- _Task details_:
State the number of lines where "сроки" appears. Add nothing else.

- _Dataset entries_:
====

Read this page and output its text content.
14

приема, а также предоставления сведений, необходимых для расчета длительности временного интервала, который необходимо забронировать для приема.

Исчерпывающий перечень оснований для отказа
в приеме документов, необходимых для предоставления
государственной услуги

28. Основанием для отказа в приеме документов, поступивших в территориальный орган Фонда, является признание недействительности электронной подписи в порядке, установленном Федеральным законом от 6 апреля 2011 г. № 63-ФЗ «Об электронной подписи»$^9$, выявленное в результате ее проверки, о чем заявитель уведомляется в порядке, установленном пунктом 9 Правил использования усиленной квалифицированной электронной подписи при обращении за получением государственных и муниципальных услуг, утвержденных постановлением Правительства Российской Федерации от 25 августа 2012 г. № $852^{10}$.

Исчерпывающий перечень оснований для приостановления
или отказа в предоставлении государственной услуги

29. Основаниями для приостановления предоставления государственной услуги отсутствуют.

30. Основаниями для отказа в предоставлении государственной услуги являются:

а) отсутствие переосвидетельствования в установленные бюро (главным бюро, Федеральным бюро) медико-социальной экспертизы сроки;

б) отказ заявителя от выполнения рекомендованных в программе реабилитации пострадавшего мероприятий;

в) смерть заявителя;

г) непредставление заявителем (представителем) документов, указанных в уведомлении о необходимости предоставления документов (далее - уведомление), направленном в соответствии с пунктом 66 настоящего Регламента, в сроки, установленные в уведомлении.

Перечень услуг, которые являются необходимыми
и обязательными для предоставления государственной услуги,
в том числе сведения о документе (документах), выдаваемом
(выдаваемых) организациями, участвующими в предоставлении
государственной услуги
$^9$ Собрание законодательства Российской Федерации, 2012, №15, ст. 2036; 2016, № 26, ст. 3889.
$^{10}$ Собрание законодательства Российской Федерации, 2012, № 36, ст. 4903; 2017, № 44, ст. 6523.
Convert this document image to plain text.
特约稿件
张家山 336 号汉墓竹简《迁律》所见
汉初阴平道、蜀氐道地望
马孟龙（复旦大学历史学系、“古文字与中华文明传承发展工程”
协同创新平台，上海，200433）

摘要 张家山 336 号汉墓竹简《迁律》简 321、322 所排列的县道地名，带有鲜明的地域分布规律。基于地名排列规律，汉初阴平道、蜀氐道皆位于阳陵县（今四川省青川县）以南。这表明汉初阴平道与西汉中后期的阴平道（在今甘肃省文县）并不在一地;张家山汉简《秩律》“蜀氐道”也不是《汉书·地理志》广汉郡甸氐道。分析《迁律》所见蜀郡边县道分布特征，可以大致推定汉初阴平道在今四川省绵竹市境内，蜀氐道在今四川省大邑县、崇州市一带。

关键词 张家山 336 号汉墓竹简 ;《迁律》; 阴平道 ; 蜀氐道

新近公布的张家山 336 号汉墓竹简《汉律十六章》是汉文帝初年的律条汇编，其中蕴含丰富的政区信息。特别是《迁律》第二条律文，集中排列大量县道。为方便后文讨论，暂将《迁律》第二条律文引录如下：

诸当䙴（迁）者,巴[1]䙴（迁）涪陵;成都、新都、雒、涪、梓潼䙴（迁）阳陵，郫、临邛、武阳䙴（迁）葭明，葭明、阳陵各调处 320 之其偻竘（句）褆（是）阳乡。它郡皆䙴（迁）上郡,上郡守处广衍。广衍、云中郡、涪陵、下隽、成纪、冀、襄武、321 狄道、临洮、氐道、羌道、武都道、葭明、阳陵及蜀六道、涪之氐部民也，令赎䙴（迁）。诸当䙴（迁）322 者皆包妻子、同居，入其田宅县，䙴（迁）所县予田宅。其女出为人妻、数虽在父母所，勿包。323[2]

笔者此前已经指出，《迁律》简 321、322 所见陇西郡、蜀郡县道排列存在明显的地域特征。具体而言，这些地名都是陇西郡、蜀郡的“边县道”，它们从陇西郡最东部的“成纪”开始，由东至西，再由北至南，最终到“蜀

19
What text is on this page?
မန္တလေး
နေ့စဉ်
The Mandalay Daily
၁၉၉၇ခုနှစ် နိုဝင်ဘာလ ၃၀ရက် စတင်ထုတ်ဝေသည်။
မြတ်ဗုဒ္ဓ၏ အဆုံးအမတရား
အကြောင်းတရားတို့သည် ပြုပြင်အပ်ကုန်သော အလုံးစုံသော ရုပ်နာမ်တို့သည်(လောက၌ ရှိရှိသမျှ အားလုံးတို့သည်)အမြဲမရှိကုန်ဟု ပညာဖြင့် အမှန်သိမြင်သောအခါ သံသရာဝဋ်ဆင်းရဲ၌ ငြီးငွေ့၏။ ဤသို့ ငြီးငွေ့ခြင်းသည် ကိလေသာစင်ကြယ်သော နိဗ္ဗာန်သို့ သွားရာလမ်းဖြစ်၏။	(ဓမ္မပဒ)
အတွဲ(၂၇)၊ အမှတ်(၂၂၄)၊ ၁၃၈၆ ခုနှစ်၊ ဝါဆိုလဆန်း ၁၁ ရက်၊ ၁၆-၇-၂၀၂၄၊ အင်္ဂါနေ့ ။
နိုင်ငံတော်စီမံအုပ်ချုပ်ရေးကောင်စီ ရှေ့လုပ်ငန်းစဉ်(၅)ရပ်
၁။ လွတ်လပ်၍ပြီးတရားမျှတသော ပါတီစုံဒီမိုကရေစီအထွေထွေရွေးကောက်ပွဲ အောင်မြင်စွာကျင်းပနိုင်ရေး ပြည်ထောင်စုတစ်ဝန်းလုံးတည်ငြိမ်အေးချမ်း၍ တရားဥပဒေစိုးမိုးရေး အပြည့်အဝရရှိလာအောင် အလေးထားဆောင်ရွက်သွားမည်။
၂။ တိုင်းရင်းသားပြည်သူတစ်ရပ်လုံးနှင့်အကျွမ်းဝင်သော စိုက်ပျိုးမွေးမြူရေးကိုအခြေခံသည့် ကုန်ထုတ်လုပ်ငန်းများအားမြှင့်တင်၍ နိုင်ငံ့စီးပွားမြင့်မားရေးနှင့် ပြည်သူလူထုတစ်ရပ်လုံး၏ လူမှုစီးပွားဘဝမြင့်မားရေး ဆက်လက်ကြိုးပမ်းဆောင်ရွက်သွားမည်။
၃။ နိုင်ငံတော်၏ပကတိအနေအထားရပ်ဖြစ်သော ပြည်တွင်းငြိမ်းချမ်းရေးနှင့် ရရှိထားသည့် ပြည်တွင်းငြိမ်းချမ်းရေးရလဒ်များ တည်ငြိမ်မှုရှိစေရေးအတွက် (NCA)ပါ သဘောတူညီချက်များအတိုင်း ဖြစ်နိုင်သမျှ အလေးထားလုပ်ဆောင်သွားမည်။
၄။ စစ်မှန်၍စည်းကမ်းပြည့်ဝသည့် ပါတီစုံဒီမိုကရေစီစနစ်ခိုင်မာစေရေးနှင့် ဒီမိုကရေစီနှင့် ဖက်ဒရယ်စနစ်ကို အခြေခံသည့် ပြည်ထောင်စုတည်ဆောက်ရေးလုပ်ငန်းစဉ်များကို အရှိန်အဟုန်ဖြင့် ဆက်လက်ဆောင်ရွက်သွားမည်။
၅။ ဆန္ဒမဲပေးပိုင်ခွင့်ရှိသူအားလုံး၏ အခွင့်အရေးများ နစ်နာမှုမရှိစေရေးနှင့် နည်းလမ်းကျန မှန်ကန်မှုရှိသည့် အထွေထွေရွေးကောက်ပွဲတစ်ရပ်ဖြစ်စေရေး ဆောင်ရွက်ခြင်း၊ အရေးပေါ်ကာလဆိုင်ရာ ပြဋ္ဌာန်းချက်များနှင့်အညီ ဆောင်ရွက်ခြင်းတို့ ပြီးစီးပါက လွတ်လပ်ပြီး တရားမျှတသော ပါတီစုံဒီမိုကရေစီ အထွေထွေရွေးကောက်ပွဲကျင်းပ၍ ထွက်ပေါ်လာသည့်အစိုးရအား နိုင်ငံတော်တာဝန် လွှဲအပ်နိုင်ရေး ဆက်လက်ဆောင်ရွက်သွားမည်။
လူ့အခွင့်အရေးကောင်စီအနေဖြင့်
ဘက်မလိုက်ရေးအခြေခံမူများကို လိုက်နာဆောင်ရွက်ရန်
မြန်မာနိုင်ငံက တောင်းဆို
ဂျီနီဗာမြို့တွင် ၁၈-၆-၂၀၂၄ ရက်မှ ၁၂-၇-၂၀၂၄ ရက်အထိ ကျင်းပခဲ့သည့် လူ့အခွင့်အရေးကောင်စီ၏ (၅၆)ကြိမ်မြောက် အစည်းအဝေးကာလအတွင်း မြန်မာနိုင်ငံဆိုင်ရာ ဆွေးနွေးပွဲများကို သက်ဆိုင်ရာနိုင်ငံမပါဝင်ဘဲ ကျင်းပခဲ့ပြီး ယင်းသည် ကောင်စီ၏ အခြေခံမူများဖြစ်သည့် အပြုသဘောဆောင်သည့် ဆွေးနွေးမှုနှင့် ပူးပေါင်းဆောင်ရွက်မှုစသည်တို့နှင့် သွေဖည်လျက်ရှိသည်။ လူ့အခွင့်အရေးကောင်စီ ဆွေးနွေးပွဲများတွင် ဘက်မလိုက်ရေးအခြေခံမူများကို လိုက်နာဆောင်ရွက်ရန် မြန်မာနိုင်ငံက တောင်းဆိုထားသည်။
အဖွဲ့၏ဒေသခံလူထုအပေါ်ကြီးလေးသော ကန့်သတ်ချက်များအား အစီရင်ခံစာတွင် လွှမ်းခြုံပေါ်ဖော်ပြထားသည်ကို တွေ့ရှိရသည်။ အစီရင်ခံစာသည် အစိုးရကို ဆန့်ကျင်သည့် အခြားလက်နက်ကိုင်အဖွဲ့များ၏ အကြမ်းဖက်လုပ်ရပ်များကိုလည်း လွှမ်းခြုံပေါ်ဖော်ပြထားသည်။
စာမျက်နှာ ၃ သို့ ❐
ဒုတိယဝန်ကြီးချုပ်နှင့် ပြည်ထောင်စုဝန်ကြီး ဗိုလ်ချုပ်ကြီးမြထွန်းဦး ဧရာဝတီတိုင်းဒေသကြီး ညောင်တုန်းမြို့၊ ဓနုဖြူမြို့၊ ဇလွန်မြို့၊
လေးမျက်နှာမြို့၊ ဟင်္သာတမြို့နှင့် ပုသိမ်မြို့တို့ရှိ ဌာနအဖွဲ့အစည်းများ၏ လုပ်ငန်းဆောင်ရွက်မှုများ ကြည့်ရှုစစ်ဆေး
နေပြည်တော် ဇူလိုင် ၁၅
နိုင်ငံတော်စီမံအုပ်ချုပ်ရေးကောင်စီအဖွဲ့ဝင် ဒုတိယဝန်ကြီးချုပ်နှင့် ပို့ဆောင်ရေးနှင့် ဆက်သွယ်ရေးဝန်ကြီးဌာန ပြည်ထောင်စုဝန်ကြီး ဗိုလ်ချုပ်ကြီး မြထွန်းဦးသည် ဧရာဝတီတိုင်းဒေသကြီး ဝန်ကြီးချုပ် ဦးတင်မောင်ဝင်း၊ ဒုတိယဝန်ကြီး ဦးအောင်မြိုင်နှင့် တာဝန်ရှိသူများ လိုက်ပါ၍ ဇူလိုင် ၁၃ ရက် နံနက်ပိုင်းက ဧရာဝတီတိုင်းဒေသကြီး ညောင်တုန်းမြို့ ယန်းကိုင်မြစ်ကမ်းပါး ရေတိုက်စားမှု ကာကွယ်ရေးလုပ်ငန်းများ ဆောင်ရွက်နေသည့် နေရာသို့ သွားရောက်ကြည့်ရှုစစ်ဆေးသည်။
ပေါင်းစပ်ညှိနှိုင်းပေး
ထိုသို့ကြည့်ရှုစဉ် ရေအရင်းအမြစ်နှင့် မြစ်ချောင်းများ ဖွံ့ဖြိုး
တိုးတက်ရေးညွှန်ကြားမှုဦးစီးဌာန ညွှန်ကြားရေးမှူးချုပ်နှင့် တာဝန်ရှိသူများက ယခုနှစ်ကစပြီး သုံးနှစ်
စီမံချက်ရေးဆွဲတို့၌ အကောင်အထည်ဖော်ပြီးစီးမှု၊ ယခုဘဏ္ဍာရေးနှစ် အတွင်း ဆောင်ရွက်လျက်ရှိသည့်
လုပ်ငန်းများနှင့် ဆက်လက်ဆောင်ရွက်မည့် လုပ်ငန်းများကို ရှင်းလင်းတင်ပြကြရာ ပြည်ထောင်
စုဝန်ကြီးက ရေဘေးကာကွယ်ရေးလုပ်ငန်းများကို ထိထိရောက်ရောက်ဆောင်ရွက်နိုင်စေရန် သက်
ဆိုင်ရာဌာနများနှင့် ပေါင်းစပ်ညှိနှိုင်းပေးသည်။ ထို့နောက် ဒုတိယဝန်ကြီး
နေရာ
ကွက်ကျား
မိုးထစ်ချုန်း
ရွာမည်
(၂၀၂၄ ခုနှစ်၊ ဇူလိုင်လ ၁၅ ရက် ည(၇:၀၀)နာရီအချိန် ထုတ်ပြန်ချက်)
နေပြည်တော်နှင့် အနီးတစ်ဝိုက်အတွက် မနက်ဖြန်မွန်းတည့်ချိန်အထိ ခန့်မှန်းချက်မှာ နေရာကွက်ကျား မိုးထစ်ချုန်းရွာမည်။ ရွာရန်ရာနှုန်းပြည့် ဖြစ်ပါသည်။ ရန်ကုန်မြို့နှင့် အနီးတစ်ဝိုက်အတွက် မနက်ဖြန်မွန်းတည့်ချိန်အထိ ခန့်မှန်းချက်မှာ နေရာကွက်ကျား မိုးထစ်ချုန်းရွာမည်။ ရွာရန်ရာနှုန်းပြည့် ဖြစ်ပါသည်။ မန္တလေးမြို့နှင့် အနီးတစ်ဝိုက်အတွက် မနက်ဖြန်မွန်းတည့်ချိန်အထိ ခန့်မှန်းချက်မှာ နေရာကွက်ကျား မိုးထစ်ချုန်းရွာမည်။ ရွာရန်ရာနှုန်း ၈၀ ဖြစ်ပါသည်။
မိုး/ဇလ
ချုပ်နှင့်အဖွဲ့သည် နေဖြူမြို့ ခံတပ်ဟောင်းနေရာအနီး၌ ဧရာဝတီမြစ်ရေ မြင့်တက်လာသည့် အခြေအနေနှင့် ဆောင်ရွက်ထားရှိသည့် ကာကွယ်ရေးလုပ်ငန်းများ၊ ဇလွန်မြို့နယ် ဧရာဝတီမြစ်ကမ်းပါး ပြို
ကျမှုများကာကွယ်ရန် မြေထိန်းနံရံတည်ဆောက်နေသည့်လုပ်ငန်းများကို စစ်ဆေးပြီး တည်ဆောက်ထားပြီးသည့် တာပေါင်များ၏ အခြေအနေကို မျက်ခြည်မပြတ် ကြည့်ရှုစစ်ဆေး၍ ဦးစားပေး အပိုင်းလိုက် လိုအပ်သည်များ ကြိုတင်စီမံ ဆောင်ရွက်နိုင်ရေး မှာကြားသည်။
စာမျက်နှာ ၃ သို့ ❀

====

- _Output of the exercise_:
2